# [What you have to do]
Each record needs to be echoed exactly; can you do that?

# [Items]

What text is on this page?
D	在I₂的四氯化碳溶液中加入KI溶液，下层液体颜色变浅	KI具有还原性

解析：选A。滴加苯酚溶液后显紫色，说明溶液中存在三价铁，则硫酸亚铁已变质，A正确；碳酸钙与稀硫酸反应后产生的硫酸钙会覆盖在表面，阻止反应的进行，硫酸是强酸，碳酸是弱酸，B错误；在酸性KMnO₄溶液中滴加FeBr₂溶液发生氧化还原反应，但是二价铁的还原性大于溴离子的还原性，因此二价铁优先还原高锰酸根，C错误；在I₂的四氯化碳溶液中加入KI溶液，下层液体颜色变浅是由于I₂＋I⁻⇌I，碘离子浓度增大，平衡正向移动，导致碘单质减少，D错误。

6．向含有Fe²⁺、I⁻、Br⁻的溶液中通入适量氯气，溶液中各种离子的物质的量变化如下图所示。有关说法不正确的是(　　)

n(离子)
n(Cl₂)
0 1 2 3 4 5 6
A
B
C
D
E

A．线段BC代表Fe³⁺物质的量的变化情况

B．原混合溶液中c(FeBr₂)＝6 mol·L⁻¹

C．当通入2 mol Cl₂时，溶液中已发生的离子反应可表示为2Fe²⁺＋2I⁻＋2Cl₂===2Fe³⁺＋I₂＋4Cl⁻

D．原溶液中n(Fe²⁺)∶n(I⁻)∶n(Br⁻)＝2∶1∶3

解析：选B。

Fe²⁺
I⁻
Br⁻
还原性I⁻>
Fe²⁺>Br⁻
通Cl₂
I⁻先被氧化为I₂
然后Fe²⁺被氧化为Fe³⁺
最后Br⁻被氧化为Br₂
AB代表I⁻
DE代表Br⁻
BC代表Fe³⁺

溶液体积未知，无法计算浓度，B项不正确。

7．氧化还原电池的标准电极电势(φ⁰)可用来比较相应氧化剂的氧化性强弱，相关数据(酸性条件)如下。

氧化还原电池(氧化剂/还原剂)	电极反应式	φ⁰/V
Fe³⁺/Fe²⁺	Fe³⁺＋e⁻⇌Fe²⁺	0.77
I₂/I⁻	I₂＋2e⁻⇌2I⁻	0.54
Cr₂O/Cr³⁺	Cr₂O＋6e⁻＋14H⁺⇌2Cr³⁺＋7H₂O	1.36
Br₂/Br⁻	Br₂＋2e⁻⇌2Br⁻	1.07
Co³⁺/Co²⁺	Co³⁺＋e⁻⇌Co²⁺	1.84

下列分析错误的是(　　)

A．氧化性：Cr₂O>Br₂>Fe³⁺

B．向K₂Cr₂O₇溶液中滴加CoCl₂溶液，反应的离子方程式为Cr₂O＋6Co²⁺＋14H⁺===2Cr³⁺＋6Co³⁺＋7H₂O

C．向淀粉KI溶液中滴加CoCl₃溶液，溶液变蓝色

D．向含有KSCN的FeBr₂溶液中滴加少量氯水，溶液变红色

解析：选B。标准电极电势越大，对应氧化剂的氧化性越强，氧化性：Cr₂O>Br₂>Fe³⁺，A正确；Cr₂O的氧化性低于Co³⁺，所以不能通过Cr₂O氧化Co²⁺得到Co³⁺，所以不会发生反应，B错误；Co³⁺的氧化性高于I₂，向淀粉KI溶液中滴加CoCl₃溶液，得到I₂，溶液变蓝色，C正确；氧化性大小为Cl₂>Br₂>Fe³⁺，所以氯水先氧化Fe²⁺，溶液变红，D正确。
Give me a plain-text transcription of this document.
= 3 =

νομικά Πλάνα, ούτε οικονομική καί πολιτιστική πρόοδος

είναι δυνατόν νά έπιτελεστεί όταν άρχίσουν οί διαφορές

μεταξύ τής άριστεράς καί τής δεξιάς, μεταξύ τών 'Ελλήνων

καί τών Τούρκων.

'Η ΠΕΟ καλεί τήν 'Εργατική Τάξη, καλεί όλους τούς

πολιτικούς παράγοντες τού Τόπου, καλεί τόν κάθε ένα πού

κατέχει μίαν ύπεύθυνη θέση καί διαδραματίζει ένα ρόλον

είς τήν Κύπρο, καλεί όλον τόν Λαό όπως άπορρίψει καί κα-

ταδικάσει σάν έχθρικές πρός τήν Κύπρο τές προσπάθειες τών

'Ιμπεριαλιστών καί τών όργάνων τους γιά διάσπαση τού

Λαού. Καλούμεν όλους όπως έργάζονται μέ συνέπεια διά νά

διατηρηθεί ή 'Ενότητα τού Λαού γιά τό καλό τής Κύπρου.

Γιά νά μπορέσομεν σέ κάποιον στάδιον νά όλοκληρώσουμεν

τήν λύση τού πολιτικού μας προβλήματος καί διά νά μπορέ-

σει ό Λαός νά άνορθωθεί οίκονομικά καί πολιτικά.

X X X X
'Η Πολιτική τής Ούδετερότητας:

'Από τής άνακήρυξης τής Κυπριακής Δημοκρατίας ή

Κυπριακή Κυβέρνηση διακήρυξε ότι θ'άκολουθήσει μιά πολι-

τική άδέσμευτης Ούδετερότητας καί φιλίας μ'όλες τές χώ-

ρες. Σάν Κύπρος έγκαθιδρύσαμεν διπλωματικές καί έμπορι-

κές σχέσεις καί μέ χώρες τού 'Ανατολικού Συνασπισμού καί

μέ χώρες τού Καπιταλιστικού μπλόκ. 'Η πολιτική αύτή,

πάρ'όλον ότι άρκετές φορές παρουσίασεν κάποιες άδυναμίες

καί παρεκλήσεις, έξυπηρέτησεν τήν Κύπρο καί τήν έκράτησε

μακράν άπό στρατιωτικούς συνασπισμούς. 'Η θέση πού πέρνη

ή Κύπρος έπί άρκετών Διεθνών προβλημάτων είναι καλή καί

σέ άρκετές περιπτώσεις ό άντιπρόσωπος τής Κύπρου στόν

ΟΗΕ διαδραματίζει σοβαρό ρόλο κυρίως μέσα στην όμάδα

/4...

# [Result below]
What text is on this page?
D	在I₂的四氯化碳溶液中加入KI溶液，下层液体颜色变浅	KI具有还原性

解析：选A。滴加苯酚溶液后显紫色，说明溶液中存在三价铁，则硫酸亚铁已变质，A正确；碳酸钙与稀硫酸反应后产生的硫酸钙会覆盖在表面，阻止反应的进行，硫酸是强酸，碳酸是弱酸，B错误；在酸性KMnO₄溶液中滴加FeBr₂溶液发生氧化还原反应，但是二价铁的还原性大于溴离子的还原性，因此二价铁优先还原高锰酸根，C错误；在I₂的四氯化碳溶液中加入KI溶液，下层液体颜色变浅是由于I₂＋I⁻⇌I，碘离子浓度增大，平衡正向移动，导致碘单质减少，D错误。

6．向含有Fe²⁺、I⁻、Br⁻的溶液中通入适量氯气，溶液中各种离子的物质的量变化如下图所示。有关说法不正确的是(　　)

n(离子)
n(Cl₂)
0 1 2 3 4 5 6
A
B
C
D
E

A．线段BC代表Fe³⁺物质的量的变化情况

B．原混合溶液中c(FeBr₂)＝6 mol·L⁻¹

C．当通入2 mol Cl₂时，溶液中已发生的离子反应可表示为2Fe²⁺＋2I⁻＋2Cl₂===2Fe³⁺＋I₂＋4Cl⁻

D．原溶液中n(Fe²⁺)∶n(I⁻)∶n(Br⁻)＝2∶1∶3

解析：选B。

Fe²⁺
I⁻
Br⁻
还原性I⁻>
Fe²⁺>Br⁻
通Cl₂
I⁻先被氧化为I₂
然后Fe²⁺被氧化为Fe³⁺
最后Br⁻被氧化为Br₂
AB代表I⁻
DE代表Br⁻
BC代表Fe³⁺

溶液体积未知，无法计算浓度，B项不正确。

7．氧化还原电池的标准电极电势(φ⁰)可用来比较相应氧化剂的氧化性强弱，相关数据(酸性条件)如下。

氧化还原电池(氧化剂/还原剂)	电极反应式	φ⁰/V
Fe³⁺/Fe²⁺	Fe³⁺＋e⁻⇌Fe²⁺	0.77
I₂/I⁻	I₂＋2e⁻⇌2I⁻	0.54
Cr₂O/Cr³⁺	Cr₂O＋6e⁻＋14H⁺⇌2Cr³⁺＋7H₂O	1.36
Br₂/Br⁻	Br₂＋2e⁻⇌2Br⁻	1.07
Co³⁺/Co²⁺	Co³⁺＋e⁻⇌Co²⁺	1.84

下列分析错误的是(　　)

A．氧化性：Cr₂O>Br₂>Fe³⁺

B．向K₂Cr₂O₇溶液中滴加CoCl₂溶液，反应的离子方程式为Cr₂O＋6Co²⁺＋14H⁺===2Cr³⁺＋6Co³⁺＋7H₂O

C．向淀粉KI溶液中滴加CoCl₃溶液，溶液变蓝色

D．向含有KSCN的FeBr₂溶液中滴加少量氯水，溶液变红色

解析：选B。标准电极电势越大，对应氧化剂的氧化性越强，氧化性：Cr₂O>Br₂>Fe³⁺，A正确；Cr₂O的氧化性低于Co³⁺，所以不能通过Cr₂O氧化Co²⁺得到Co³⁺，所以不会发生反应，B错误；Co³⁺的氧化性高于I₂，向淀粉KI溶液中滴加CoCl₃溶液，得到I₂，溶液变蓝色，C正确；氧化性大小为Cl₂>Br₂>Fe³⁺，所以氯水先氧化Fe²⁺，溶液变红，D正确。
Give me a plain-text transcription of this document.
= 3 =

νομικά Πλάνα, ούτε οικονομική καί πολιτιστική πρόοδος

είναι δυνατόν νά έπιτελεστεί όταν άρχίσουν οί διαφορές

μεταξύ τής άριστεράς καί τής δεξιάς, μεταξύ τών 'Ελλήνων

καί τών Τούρκων.

'Η ΠΕΟ καλεί τήν 'Εργατική Τάξη, καλεί όλους τούς

πολιτικούς παράγοντες τού Τόπου, καλεί τόν κάθε ένα πού

κατέχει μίαν ύπεύθυνη θέση καί διαδραματίζει ένα ρόλον

είς τήν Κύπρο, καλεί όλον τόν Λαό όπως άπορρίψει καί κα-

ταδικάσει σάν έχθρικές πρός τήν Κύπρο τές προσπάθειες τών

'Ιμπεριαλιστών καί τών όργάνων τους γιά διάσπαση τού

Λαού. Καλούμεν όλους όπως έργάζονται μέ συνέπεια διά νά

διατηρηθεί ή 'Ενότητα τού Λαού γιά τό καλό τής Κύπρου.

Γιά νά μπορέσομεν σέ κάποιον στάδιον νά όλοκληρώσουμεν

τήν λύση τού πολιτικού μας προβλήματος καί διά νά μπορέ-

σει ό Λαός νά άνορθωθεί οίκονομικά καί πολιτικά.

X X X X
'Η Πολιτική τής Ούδετερότητας:

'Από τής άνακήρυξης τής Κυπριακής Δημοκρατίας ή

Κυπριακή Κυβέρνηση διακήρυξε ότι θ'άκολουθήσει μιά πολι-

τική άδέσμευτης Ούδετερότητας καί φιλίας μ'όλες τές χώ-

ρες. Σάν Κύπρος έγκαθιδρύσαμεν διπλωματικές καί έμπορι-

κές σχέσεις καί μέ χώρες τού 'Ανατολικού Συνασπισμού καί

μέ χώρες τού Καπιταλιστικού μπλόκ. 'Η πολιτική αύτή,

πάρ'όλον ότι άρκετές φορές παρουσίασεν κάποιες άδυναμίες

καί παρεκλήσεις, έξυπηρέτησεν τήν Κύπρο καί τήν έκράτησε

μακράν άπό στρατιωτικούς συνασπισμούς. 'Η θέση πού πέρνη

ή Κύπρος έπί άρκετών Διεθνών προβλημάτων είναι καλή καί

σέ άρκετές περιπτώσεις ό άντιπρόσωπος τής Κύπρου στόν

ΟΗΕ διαδραματίζει σοβαρό ρόλο κυρίως μέσα στην όμάδα

/4...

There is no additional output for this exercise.